--- Begin GIVEN RECORDS ---

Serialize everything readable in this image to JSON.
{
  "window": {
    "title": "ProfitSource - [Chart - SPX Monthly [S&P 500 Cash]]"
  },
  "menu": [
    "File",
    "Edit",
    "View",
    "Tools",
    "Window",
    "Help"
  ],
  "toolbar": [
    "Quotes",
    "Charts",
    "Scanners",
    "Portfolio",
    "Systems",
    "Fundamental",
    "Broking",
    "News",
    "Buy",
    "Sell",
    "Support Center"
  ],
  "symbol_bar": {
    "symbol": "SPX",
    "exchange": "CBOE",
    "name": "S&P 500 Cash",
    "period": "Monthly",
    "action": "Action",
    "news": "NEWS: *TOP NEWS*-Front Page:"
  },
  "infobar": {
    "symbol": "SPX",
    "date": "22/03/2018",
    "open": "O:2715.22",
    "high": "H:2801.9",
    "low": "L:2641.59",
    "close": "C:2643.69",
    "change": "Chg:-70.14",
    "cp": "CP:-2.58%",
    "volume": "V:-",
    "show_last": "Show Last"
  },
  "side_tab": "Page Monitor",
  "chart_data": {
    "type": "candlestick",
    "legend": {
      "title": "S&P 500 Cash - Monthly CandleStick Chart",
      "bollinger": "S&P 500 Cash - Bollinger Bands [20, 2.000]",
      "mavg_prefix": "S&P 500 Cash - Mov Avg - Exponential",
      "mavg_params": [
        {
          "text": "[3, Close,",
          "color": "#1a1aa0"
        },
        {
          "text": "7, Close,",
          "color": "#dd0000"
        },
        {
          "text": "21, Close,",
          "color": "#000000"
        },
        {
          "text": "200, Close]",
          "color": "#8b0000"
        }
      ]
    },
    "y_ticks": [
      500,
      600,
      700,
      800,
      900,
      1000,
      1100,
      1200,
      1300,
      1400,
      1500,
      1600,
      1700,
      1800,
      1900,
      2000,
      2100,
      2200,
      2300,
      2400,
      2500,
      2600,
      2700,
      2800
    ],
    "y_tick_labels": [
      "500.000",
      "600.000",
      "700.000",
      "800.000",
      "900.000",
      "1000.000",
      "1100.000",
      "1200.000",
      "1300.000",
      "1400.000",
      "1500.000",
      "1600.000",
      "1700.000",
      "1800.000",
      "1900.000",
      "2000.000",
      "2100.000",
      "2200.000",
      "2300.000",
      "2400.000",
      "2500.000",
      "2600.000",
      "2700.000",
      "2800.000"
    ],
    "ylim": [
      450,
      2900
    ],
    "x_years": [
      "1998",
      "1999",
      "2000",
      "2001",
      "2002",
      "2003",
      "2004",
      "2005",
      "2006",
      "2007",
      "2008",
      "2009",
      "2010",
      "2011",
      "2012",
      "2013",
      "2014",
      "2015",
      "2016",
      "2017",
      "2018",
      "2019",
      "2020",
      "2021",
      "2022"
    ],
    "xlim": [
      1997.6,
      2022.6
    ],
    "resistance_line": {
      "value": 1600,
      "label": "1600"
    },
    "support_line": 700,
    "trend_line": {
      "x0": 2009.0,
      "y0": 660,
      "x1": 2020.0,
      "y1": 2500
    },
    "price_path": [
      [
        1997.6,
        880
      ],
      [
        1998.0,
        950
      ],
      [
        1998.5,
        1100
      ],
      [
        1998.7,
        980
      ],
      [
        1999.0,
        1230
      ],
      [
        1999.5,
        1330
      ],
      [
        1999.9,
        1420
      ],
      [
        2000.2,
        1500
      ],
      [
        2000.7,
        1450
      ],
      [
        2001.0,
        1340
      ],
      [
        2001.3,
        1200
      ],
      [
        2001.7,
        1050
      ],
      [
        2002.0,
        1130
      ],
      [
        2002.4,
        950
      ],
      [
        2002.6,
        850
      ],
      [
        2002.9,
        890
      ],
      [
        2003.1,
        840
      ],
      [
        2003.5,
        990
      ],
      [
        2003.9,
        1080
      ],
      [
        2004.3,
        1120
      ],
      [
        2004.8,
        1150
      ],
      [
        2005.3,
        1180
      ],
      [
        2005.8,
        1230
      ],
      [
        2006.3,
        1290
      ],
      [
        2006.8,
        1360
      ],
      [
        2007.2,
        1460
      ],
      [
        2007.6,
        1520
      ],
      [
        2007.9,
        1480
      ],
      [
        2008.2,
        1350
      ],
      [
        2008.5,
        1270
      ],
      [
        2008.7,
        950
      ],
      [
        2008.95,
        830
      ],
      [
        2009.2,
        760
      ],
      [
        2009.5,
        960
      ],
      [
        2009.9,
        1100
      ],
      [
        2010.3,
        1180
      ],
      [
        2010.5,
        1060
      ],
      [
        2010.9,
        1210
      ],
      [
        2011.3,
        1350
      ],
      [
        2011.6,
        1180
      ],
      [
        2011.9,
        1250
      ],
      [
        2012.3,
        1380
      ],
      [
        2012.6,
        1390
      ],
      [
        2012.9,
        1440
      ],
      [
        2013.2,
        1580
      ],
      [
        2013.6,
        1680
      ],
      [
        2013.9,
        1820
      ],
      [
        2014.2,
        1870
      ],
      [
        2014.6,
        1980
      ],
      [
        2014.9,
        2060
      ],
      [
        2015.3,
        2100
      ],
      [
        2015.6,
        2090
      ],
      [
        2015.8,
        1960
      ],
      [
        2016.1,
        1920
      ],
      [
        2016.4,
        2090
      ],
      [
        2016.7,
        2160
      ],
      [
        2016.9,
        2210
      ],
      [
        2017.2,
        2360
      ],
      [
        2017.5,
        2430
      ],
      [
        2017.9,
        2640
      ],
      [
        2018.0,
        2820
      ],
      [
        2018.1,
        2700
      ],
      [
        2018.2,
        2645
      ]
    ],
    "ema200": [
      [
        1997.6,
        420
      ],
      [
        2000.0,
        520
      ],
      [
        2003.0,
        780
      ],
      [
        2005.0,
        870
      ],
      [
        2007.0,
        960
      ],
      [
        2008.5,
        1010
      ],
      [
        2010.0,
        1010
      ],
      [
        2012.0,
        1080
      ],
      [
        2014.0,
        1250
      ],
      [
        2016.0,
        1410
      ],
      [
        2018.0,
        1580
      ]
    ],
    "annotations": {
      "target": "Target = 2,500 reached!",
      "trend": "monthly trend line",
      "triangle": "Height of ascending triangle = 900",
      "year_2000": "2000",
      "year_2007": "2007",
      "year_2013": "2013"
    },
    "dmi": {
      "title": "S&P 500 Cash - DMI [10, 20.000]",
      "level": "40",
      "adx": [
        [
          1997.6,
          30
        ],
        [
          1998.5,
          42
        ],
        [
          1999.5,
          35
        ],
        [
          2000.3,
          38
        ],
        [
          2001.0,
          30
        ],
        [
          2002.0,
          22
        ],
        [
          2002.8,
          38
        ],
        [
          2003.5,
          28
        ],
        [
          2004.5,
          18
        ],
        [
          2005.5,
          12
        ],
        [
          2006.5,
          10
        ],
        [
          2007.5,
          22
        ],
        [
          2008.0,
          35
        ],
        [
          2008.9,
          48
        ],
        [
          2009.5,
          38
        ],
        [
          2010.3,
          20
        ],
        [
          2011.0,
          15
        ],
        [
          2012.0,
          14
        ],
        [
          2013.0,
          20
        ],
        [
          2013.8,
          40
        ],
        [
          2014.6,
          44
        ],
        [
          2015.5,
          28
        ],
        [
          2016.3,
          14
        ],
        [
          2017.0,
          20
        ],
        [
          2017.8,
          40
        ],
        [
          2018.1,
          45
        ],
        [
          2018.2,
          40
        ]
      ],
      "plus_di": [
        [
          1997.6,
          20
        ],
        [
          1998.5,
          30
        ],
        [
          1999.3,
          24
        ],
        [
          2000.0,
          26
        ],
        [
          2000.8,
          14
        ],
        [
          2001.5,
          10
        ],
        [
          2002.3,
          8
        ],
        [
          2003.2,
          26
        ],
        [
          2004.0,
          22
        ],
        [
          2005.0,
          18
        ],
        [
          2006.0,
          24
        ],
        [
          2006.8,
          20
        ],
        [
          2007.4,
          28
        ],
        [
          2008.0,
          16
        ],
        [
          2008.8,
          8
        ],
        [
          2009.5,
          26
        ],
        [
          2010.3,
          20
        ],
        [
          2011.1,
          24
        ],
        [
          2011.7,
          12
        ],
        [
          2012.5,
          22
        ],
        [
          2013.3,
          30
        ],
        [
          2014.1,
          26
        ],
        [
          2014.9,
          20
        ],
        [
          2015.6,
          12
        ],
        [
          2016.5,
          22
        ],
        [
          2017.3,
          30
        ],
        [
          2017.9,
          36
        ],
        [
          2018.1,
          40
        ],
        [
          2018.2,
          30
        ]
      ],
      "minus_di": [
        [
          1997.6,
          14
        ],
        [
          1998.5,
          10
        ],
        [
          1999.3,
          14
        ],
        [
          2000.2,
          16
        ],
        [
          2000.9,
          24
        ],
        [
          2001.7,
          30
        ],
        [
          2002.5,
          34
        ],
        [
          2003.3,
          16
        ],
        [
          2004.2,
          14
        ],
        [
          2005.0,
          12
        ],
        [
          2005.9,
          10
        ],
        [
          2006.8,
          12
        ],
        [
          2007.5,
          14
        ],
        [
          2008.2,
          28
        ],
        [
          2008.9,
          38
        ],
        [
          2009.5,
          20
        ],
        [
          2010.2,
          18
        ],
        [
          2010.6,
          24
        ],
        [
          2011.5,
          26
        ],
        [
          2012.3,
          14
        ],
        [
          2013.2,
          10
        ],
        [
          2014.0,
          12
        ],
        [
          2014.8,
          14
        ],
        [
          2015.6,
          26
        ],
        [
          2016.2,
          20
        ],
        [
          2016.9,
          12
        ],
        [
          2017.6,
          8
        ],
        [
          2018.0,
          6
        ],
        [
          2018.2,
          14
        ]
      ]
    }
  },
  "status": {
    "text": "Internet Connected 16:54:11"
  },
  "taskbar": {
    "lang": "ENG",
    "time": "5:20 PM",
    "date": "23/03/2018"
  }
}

--- End GIVEN RECORDS ---

STATED PROBLEM: Which lines hold the word "color"? Copy each of them from the records.

SOLUTION FOR THIS PROBLEM:
          "color": "#1a1aa0"
          "color": "#dd0000"
          "color": "#000000"
          "color": "#8b0000"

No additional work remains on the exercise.